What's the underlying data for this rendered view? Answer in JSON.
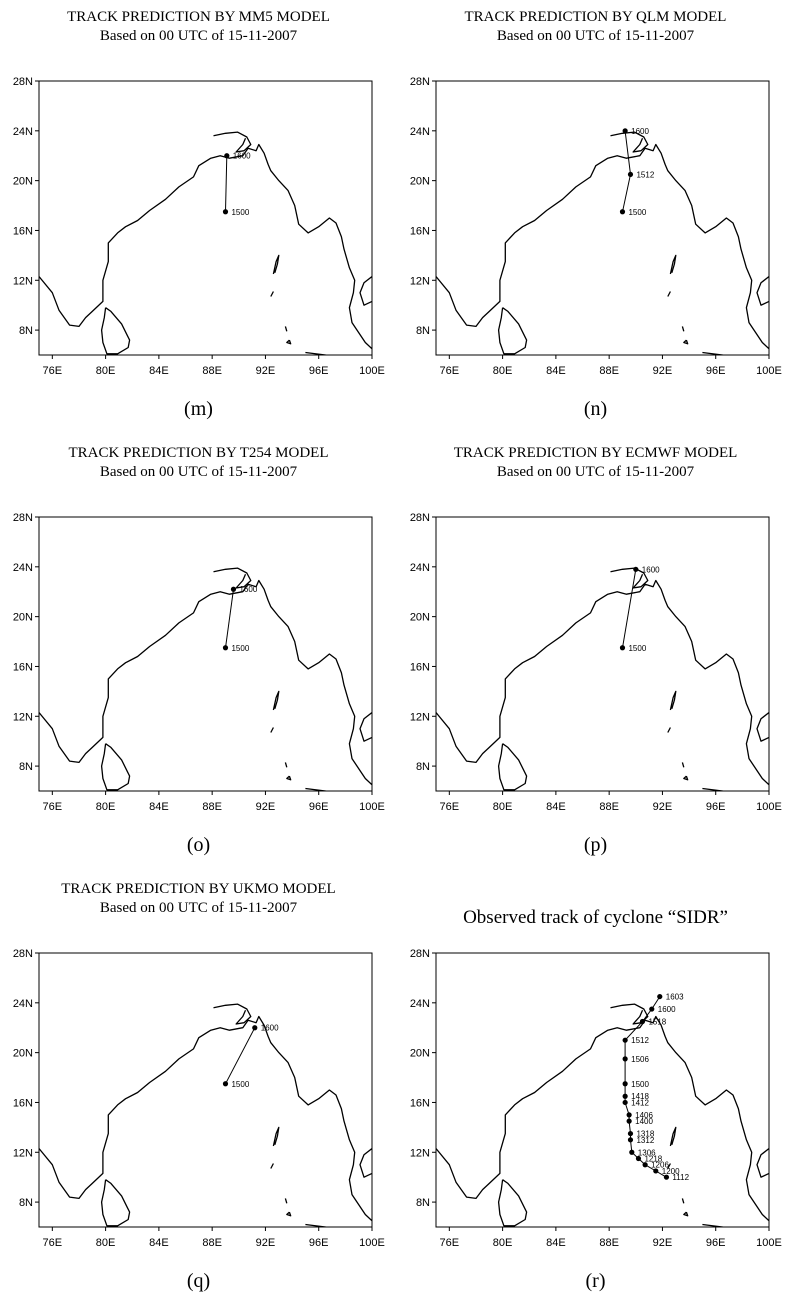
{
  "panels": [
    {
      "title": "TRACK PREDICTION BY MM5 MODEL",
      "subtitle": "Based on 00 UTC  of 15-11-2007",
      "caption": "(m)",
      "track": [
        {
          "lon": 89.0,
          "lat": 17.5,
          "label": "1500"
        },
        {
          "lon": 89.1,
          "lat": 22.0,
          "label": "1600"
        }
      ]
    },
    {
      "title": "TRACK PREDICTION BY QLM MODEL",
      "subtitle": "Based on 00 UTC  of 15-11-2007",
      "caption": "(n)",
      "track": [
        {
          "lon": 89.0,
          "lat": 17.5,
          "label": "1500"
        },
        {
          "lon": 89.6,
          "lat": 20.5,
          "label": "1512"
        },
        {
          "lon": 89.2,
          "lat": 24.0,
          "label": "1600"
        }
      ]
    },
    {
      "title": "TRACK PREDICTION BY T254 MODEL",
      "subtitle": "Based on 00 UTC  of 15-11-2007",
      "caption": "(o)",
      "track": [
        {
          "lon": 89.0,
          "lat": 17.5,
          "label": "1500"
        },
        {
          "lon": 89.6,
          "lat": 22.2,
          "label": "1600"
        }
      ]
    },
    {
      "title": "TRACK PREDICTION BY ECMWF  MODEL",
      "subtitle": "Based on 00 UTC  of 15-11-2007",
      "caption": "(p)",
      "track": [
        {
          "lon": 89.0,
          "lat": 17.5,
          "label": "1500"
        },
        {
          "lon": 90.0,
          "lat": 23.8,
          "label": "1600"
        }
      ]
    },
    {
      "title": "TRACK PREDICTION BY UKMO MODEL",
      "subtitle": "Based on 00 UTC  of 15-11-2007",
      "caption": "(q)",
      "track": [
        {
          "lon": 89.0,
          "lat": 17.5,
          "label": "1500"
        },
        {
          "lon": 91.2,
          "lat": 22.0,
          "label": "1600"
        }
      ]
    },
    {
      "title": "Observed track of cyclone “SIDR”",
      "subtitle": "",
      "caption": "(r)",
      "track": [
        {
          "lon": 92.3,
          "lat": 10.0,
          "label": "1112"
        },
        {
          "lon": 91.5,
          "lat": 10.5,
          "label": "1200"
        },
        {
          "lon": 90.7,
          "lat": 11.0,
          "label": "1206"
        },
        {
          "lon": 90.2,
          "lat": 11.5,
          "label": "1218"
        },
        {
          "lon": 89.7,
          "lat": 12.0,
          "label": "1306"
        },
        {
          "lon": 89.6,
          "lat": 13.0,
          "label": "1312"
        },
        {
          "lon": 89.6,
          "lat": 13.5,
          "label": "1318"
        },
        {
          "lon": 89.5,
          "lat": 14.5,
          "label": "1400"
        },
        {
          "lon": 89.5,
          "lat": 15.0,
          "label": "1406"
        },
        {
          "lon": 89.2,
          "lat": 16.0,
          "label": "1412"
        },
        {
          "lon": 89.2,
          "lat": 16.5,
          "label": "1418"
        },
        {
          "lon": 89.2,
          "lat": 17.5,
          "label": "1500"
        },
        {
          "lon": 89.2,
          "lat": 19.5,
          "label": "1506"
        },
        {
          "lon": 89.2,
          "lat": 21.0,
          "label": "1512"
        },
        {
          "lon": 90.5,
          "lat": 22.5,
          "label": "1518"
        },
        {
          "lon": 91.2,
          "lat": 23.5,
          "label": "1600"
        },
        {
          "lon": 91.8,
          "lat": 24.5,
          "label": "1603"
        }
      ]
    }
  ],
  "axes": {
    "x_ticks": [
      "76E",
      "80E",
      "84E",
      "88E",
      "92E",
      "96E",
      "100E"
    ],
    "y_ticks": [
      "8N",
      "12N",
      "16N",
      "20N",
      "24N",
      "28N"
    ]
  },
  "colors": {
    "ink": "#000000",
    "background": "#ffffff"
  }
}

# Problem details:
Look over the listing above. Pick out and copy every line that includes "MODEL".

# The solution:
      "title": "TRACK PREDICTION BY MM5 MODEL",
      "title": "TRACK PREDICTION BY QLM MODEL",
      "title": "TRACK PREDICTION BY T254 MODEL",
      "title": "TRACK PREDICTION BY ECMWF  MODEL",
      "title": "TRACK PREDICTION BY UKMO MODEL",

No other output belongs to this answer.